In the passage below about a Christmas Eve bath, copy word for word the part that opens with the words "On Christmas Eve, in" and closes with "calm and bemused.".

**Excerpt to read**.
=== Begin Enclosure ===

On Christmas Eve, in between hours of cooking and the big pageant, I took a break from my work to give you and your sister baths. We have our system down pat: you wait patiently in your chair while I start with Juliette, and then we set your baby tub on the bathtub so she can keep you company while I bathe you. I didn't used to like giving baths, and I still sometimes complain about the ache that settles in my lower back when I do. But I treasure washing you up. You gaze at me while I scrub and sing and try to make you smile. You are such a gazer, your big brown eyes all calm and bemused.
During your Christmas Eve bath, as I squeezed the warm water over your belly, I thought about how I was going to baptize you the next morning. I thought about how natural it seems for the same one who birthed you and nurses you and listens for your breath and immerses you in soapy water would be the same one to touch your forehead and speak words of blessing.

=== End Enclosure ===

**Given records**.
=== Begin Enclosure ===

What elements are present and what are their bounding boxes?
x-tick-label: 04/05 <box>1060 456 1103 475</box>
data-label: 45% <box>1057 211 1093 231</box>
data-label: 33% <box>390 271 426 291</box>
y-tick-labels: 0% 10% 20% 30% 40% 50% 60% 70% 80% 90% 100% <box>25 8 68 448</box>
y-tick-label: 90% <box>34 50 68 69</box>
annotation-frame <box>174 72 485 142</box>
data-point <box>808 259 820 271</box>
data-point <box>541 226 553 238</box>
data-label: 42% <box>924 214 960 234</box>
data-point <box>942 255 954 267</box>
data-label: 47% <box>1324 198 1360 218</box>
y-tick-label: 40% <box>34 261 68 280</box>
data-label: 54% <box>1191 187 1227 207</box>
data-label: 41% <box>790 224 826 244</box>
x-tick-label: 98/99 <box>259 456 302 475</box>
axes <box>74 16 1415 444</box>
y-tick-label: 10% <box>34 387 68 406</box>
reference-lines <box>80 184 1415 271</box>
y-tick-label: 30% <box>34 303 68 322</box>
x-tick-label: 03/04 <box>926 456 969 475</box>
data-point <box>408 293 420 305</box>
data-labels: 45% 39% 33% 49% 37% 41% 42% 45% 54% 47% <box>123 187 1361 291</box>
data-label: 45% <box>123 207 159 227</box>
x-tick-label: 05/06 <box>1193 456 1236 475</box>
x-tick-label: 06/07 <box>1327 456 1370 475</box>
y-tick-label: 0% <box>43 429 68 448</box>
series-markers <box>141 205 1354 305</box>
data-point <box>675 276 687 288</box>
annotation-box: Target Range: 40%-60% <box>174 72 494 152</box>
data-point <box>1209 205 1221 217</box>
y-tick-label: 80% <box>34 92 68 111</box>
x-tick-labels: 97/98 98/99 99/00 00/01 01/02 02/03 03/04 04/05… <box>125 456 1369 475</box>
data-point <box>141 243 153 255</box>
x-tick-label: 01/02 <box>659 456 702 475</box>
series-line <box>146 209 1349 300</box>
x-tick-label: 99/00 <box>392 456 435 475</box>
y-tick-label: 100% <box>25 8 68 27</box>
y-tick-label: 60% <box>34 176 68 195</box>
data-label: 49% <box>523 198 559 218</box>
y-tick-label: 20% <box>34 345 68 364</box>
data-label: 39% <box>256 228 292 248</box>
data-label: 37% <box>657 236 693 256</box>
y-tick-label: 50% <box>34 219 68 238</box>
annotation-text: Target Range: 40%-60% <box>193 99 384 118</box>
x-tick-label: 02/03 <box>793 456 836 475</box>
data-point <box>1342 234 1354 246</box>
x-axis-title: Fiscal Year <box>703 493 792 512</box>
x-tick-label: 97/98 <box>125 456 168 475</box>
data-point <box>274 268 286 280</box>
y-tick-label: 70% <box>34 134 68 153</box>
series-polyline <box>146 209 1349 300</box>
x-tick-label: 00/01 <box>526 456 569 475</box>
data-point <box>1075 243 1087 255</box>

=== End Enclosure ===

**Answer space**.
On Christmas Eve, in between hours of cooking and the big pageant, I took a break from my work to give you and your sister baths. We have our system down pat: you wait patiently in your chair while I start with Juliette, and then we set your baby tub on the bathtub so she can keep you company while I bathe you. I didn't used to like giving baths, and I still sometimes complain about the ache that settles in my lower back when I do. But I treasure washing you up. You gaze at me while I scrub and sing and try to make you smile. You are such a gazer, your big brown eyes all calm and bemused.